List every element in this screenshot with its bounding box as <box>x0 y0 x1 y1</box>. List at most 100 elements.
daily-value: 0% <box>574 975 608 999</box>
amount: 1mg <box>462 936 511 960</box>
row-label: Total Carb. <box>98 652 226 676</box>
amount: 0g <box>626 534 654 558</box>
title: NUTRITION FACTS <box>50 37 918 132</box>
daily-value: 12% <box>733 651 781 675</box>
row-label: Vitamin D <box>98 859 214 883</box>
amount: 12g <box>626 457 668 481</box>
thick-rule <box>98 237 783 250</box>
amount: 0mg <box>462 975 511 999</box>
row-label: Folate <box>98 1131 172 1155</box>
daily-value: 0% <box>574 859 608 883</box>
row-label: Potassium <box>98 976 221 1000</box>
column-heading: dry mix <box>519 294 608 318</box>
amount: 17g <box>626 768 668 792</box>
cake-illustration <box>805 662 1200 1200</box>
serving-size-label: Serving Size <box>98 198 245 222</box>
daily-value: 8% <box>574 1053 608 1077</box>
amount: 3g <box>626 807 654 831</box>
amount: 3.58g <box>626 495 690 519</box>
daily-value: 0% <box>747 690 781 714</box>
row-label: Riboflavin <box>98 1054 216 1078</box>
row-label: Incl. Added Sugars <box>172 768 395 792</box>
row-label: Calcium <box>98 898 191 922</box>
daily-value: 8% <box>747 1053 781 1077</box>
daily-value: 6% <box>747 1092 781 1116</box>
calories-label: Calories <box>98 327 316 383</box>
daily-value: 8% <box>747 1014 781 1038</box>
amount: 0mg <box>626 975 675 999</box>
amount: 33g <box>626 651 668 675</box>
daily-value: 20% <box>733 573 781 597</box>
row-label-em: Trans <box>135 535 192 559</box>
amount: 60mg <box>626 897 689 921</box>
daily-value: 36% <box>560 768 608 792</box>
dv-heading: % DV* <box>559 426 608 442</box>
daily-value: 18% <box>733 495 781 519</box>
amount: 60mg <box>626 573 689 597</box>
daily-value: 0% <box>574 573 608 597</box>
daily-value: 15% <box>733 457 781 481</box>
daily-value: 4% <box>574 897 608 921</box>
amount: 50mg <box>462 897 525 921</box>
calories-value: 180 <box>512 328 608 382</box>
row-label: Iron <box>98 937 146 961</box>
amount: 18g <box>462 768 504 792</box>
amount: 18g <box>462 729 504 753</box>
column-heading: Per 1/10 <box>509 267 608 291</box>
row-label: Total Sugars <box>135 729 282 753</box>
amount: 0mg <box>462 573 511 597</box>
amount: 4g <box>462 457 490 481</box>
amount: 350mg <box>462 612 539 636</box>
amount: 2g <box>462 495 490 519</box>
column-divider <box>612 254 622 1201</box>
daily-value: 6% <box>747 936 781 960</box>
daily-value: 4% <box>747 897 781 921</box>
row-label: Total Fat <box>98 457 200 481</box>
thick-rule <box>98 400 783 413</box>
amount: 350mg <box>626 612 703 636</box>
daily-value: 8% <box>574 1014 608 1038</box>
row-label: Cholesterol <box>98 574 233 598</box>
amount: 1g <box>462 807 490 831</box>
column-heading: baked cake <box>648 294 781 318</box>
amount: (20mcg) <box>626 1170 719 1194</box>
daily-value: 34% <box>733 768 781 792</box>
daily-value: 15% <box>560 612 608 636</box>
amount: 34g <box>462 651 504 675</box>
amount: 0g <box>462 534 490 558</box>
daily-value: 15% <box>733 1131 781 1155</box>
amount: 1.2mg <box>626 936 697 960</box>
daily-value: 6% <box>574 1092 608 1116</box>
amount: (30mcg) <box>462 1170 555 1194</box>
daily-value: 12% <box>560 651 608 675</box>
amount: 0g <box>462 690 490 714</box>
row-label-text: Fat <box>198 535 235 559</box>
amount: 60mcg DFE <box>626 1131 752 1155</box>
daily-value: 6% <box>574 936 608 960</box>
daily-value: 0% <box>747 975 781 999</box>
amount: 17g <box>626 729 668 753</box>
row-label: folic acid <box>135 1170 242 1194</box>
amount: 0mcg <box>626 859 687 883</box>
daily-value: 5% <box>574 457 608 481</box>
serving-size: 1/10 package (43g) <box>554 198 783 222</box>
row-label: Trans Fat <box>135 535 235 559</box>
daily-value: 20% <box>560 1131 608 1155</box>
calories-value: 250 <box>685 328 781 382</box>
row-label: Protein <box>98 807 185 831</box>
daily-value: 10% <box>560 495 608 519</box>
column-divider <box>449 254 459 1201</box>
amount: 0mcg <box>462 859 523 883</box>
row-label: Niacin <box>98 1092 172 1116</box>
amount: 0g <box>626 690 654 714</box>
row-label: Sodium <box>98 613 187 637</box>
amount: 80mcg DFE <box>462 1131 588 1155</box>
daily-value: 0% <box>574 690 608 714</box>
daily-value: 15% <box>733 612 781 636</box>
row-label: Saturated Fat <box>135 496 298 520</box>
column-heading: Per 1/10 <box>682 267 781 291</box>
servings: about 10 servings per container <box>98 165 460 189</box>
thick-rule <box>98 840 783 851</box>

◆ EXERCISE DETAILS
In full and without change, transcribe the entries.

◆ TASK RESULT
List every element in this screenshot with its bounding box as <box>x0 y0 x1 y1</box>. List at most 100 elements.
daily-value: 0% <box>574 975 608 999</box>
amount: 1mg <box>462 936 511 960</box>
row-label: Total Carb. <box>98 652 226 676</box>
amount: 0g <box>626 534 654 558</box>
title: NUTRITION FACTS <box>50 37 918 132</box>
daily-value: 12% <box>733 651 781 675</box>
row-label: Vitamin D <box>98 859 214 883</box>
amount: 12g <box>626 457 668 481</box>
thick-rule <box>98 237 783 250</box>
amount: 0mg <box>462 975 511 999</box>
row-label: Folate <box>98 1131 172 1155</box>
daily-value: 0% <box>574 859 608 883</box>
row-label: Potassium <box>98 976 221 1000</box>
column-heading: dry mix <box>519 294 608 318</box>
amount: 17g <box>626 768 668 792</box>
cake-illustration <box>805 662 1200 1200</box>
serving-size-label: Serving Size <box>98 198 245 222</box>
daily-value: 8% <box>574 1053 608 1077</box>
amount: 3g <box>626 807 654 831</box>
amount: 3.58g <box>626 495 690 519</box>
daily-value: 0% <box>747 690 781 714</box>
row-label: Riboflavin <box>98 1054 216 1078</box>
row-label: Incl. Added Sugars <box>172 768 395 792</box>
row-label: Calcium <box>98 898 191 922</box>
daily-value: 8% <box>747 1053 781 1077</box>
daily-value: 6% <box>747 1092 781 1116</box>
calories-label: Calories <box>98 327 316 383</box>
daily-value: 8% <box>747 1014 781 1038</box>
amount: 0mg <box>626 975 675 999</box>
amount: 33g <box>626 651 668 675</box>
daily-value: 20% <box>733 573 781 597</box>
row-label-em: Trans <box>135 535 192 559</box>
amount: 60mg <box>626 897 689 921</box>
daily-value: 36% <box>560 768 608 792</box>
dv-heading: % DV* <box>559 426 608 442</box>
daily-value: 18% <box>733 495 781 519</box>
amount: 60mg <box>626 573 689 597</box>
daily-value: 0% <box>574 573 608 597</box>
daily-value: 15% <box>733 457 781 481</box>
daily-value: 4% <box>574 897 608 921</box>
amount: 50mg <box>462 897 525 921</box>
calories-value: 180 <box>512 328 608 382</box>
row-label: Iron <box>98 937 146 961</box>
amount: 18g <box>462 768 504 792</box>
amount: 18g <box>462 729 504 753</box>
column-heading: Per 1/10 <box>509 267 608 291</box>
row-label: Total Sugars <box>135 729 282 753</box>
amount: 0mg <box>462 573 511 597</box>
amount: 4g <box>462 457 490 481</box>
amount: 350mg <box>462 612 539 636</box>
amount: 2g <box>462 495 490 519</box>
column-divider <box>612 254 622 1201</box>
daily-value: 6% <box>747 936 781 960</box>
daily-value: 4% <box>747 897 781 921</box>
row-label: Total Fat <box>98 457 200 481</box>
thick-rule <box>98 400 783 413</box>
amount: 350mg <box>626 612 703 636</box>
daily-value: 8% <box>574 1014 608 1038</box>
row-label: Cholesterol <box>98 574 233 598</box>
amount: 1g <box>462 807 490 831</box>
column-heading: baked cake <box>648 294 781 318</box>
amount: (20mcg) <box>626 1170 719 1194</box>
daily-value: 34% <box>733 768 781 792</box>
daily-value: 15% <box>560 612 608 636</box>
amount: 34g <box>462 651 504 675</box>
amount: 0g <box>462 534 490 558</box>
daily-value: 15% <box>733 1131 781 1155</box>
amount: 1.2mg <box>626 936 697 960</box>
daily-value: 6% <box>574 1092 608 1116</box>
amount: (30mcg) <box>462 1170 555 1194</box>
daily-value: 12% <box>560 651 608 675</box>
amount: 0g <box>462 690 490 714</box>
row-label-text: Fat <box>198 535 235 559</box>
amount: 60mcg DFE <box>626 1131 752 1155</box>
daily-value: 6% <box>574 936 608 960</box>
daily-value: 0% <box>747 975 781 999</box>
amount: 17g <box>626 729 668 753</box>
row-label: folic acid <box>135 1170 242 1194</box>
amount: 0mcg <box>626 859 687 883</box>
daily-value: 5% <box>574 457 608 481</box>
serving-size: 1/10 package (43g) <box>554 198 783 222</box>
row-label: Trans Fat <box>135 535 235 559</box>
daily-value: 20% <box>560 1131 608 1155</box>
calories-value: 250 <box>685 328 781 382</box>
row-label: Protein <box>98 807 185 831</box>
daily-value: 10% <box>560 495 608 519</box>
column-divider <box>449 254 459 1201</box>
amount: 0mcg <box>462 859 523 883</box>
row-label: Niacin <box>98 1092 172 1116</box>
amount: 0g <box>626 690 654 714</box>
row-label: Sodium <box>98 613 187 637</box>
amount: 80mcg DFE <box>462 1131 588 1155</box>
daily-value: 0% <box>574 690 608 714</box>
daily-value: 15% <box>733 612 781 636</box>
row-label: Saturated Fat <box>135 496 298 520</box>
column-heading: Per 1/10 <box>682 267 781 291</box>
servings: about 10 servings per container <box>98 165 460 189</box>
thick-rule <box>98 840 783 851</box>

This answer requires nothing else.